> _Work instructions_
Identify the lines holding "JSON" and copy them.

> _Records for this task_
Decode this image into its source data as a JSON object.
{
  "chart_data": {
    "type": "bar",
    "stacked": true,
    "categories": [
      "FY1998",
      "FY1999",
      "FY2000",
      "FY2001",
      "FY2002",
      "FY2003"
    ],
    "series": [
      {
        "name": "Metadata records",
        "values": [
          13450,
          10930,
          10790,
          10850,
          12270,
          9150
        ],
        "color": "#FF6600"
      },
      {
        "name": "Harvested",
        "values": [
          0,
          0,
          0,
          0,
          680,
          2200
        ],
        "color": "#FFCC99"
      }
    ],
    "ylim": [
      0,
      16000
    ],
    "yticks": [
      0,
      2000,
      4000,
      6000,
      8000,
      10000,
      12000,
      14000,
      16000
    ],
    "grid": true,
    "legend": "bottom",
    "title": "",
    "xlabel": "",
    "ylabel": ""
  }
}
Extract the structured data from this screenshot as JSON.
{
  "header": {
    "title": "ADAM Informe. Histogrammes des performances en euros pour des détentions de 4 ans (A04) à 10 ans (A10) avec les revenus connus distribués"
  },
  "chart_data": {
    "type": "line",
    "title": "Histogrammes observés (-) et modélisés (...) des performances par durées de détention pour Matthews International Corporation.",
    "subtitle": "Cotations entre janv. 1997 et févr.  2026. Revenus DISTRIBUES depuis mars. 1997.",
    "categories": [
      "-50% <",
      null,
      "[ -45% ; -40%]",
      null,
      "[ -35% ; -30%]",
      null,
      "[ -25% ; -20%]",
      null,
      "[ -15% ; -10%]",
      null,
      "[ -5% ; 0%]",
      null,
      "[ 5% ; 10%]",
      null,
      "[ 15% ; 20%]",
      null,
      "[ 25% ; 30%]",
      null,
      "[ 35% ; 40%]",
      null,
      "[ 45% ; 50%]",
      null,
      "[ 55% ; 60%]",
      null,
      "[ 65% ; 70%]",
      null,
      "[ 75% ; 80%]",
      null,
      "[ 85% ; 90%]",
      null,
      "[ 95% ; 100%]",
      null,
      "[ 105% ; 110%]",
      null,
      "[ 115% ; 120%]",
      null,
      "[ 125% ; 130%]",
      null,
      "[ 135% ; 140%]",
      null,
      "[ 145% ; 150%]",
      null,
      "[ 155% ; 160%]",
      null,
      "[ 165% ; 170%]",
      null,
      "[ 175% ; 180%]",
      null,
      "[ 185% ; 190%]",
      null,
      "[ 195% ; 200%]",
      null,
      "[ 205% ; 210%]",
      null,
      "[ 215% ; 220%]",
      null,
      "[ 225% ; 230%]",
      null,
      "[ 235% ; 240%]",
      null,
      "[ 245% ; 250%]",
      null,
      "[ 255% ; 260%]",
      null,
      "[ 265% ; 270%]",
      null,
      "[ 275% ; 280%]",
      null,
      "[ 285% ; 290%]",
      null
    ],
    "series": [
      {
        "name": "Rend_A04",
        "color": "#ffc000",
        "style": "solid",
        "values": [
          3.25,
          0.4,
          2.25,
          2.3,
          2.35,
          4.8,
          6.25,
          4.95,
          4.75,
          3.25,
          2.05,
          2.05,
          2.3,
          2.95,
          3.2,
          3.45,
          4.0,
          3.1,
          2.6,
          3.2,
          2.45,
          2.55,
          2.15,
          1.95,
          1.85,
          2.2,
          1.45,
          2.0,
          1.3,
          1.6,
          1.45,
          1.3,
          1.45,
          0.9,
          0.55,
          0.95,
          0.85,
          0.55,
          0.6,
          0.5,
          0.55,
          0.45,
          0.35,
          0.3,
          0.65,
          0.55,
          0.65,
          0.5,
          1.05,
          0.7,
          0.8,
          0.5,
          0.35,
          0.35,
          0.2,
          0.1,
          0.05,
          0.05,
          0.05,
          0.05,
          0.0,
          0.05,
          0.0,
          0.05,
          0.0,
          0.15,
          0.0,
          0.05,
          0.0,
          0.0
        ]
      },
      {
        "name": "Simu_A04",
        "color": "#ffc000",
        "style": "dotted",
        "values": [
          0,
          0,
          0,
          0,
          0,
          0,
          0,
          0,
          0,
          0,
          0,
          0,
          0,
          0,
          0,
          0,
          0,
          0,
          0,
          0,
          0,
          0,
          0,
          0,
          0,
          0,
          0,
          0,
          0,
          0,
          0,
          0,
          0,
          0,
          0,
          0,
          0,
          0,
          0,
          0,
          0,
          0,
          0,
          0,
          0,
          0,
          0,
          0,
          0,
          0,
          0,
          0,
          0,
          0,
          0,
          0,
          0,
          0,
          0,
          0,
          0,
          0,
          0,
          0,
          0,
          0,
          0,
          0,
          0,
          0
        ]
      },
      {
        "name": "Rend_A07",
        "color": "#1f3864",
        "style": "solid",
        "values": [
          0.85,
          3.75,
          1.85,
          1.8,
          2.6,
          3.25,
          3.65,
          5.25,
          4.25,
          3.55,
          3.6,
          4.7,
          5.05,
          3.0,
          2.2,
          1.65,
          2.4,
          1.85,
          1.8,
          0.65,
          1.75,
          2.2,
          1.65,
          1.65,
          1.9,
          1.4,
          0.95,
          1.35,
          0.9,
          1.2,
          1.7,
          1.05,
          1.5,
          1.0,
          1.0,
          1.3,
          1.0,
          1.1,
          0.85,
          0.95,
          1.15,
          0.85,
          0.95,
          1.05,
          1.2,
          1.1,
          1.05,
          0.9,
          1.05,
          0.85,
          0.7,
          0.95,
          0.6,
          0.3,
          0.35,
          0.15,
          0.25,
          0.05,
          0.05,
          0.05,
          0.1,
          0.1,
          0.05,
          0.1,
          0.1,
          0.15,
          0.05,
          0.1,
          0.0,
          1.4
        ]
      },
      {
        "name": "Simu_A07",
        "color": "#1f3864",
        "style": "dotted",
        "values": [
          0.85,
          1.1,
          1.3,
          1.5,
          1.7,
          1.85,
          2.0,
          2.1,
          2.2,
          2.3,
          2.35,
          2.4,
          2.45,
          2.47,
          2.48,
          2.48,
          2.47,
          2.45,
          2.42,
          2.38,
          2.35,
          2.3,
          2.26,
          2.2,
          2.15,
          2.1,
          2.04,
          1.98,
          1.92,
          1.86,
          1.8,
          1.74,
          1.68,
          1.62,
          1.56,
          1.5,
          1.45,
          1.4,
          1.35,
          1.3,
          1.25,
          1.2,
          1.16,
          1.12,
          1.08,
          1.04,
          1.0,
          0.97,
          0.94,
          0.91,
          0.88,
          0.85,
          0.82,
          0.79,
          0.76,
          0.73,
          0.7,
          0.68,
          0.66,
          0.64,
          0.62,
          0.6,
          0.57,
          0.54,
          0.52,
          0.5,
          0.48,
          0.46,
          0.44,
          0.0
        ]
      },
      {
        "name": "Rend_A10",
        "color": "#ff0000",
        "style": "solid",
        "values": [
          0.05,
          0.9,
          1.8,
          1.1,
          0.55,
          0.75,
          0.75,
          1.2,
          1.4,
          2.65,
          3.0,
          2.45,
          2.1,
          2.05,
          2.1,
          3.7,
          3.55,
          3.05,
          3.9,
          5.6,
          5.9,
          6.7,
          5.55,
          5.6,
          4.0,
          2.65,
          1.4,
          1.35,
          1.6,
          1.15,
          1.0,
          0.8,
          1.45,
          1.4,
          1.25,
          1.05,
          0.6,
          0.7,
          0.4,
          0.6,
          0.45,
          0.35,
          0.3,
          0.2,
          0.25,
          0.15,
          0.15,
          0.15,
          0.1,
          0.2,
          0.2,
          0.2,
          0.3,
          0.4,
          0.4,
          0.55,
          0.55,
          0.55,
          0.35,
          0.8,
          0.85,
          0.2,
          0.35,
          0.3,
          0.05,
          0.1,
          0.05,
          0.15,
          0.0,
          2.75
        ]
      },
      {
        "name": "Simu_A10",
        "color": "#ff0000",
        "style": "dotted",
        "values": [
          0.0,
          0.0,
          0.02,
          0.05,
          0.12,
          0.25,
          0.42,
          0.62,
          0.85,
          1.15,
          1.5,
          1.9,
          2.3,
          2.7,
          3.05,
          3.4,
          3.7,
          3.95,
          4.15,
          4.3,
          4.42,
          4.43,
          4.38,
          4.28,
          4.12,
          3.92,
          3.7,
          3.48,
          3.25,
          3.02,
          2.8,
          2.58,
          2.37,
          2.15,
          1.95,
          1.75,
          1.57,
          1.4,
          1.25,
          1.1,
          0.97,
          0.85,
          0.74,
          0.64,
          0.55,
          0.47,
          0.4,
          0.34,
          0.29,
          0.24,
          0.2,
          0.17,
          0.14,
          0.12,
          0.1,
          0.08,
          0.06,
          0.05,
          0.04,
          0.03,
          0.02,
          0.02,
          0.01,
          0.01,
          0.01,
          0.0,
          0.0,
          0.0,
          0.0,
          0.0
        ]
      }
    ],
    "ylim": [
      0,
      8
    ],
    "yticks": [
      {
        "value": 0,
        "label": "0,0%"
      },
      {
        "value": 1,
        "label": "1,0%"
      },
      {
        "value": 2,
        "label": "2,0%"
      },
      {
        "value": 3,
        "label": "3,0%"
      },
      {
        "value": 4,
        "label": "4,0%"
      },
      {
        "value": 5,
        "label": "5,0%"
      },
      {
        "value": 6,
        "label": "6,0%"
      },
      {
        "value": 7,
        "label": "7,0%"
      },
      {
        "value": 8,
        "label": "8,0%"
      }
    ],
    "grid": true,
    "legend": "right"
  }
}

> _Written solution_
Decode this image into its source data as a JSON object.
Extract the structured data from this screenshot as JSON.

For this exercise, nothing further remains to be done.